Element placement data
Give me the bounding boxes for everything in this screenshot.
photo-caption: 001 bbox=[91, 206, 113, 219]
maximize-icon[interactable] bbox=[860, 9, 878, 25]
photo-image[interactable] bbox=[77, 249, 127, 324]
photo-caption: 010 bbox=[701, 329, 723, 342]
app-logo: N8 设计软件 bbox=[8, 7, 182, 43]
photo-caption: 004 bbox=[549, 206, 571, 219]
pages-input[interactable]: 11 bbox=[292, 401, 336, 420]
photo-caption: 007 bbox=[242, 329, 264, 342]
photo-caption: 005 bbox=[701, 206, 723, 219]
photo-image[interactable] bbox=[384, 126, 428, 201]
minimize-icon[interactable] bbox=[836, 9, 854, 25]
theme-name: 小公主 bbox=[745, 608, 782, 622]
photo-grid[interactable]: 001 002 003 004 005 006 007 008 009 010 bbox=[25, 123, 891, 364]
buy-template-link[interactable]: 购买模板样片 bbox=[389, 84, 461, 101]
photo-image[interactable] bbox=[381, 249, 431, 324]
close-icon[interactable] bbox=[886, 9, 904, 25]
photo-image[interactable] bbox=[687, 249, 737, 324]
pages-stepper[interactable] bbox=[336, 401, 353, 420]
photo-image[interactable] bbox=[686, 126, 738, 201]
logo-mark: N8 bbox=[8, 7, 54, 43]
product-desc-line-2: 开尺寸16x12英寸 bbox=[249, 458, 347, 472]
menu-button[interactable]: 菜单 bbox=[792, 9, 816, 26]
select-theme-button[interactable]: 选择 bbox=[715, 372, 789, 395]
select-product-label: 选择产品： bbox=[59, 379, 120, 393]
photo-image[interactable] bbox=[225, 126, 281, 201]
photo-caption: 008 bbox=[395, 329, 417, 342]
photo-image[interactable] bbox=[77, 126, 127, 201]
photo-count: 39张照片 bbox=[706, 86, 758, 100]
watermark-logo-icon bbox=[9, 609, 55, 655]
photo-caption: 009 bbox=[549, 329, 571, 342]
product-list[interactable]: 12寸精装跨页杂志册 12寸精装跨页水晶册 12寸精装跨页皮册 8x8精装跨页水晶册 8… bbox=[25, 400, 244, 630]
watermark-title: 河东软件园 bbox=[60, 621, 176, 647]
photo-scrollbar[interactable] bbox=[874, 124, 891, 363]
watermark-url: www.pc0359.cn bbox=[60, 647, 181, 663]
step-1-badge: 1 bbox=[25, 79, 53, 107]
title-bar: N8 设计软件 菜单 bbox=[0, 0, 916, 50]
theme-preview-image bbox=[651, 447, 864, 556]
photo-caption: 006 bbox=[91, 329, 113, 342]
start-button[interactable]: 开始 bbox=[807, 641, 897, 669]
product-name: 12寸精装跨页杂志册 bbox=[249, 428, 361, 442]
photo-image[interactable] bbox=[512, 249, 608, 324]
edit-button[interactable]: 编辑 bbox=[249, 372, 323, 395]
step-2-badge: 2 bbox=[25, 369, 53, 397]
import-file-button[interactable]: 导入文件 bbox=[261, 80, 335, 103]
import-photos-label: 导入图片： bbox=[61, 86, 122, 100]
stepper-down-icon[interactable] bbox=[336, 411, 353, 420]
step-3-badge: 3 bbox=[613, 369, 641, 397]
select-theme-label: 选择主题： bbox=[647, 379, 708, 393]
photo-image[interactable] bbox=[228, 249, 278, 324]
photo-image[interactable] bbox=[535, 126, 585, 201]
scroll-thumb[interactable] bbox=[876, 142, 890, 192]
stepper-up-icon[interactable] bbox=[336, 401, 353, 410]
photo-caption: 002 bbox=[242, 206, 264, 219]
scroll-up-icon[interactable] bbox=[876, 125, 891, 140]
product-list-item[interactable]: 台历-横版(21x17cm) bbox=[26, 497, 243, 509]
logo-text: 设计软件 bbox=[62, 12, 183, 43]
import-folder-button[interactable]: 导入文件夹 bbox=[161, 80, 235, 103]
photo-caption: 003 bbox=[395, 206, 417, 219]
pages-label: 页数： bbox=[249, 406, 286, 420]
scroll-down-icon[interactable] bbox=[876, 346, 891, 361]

▶ _DIRECTIVE_: Please copy the listing, starting at its first line and ending at the line containing "app-logo: N8 设计软件 bbox=[8, 7, 182, 43]", swapping "interactable" for "clickable" and leaving everything else untouched.

▶ _WRITTEN SOLUTION_:
Give me the bounding boxes for everything in this screenshot.
photo-caption: 001 bbox=[91, 206, 113, 219]
maximize-icon[clickable] bbox=[860, 9, 878, 25]
photo-image[clickable] bbox=[77, 249, 127, 324]
photo-caption: 010 bbox=[701, 329, 723, 342]
app-logo: N8 设计软件 bbox=[8, 7, 182, 43]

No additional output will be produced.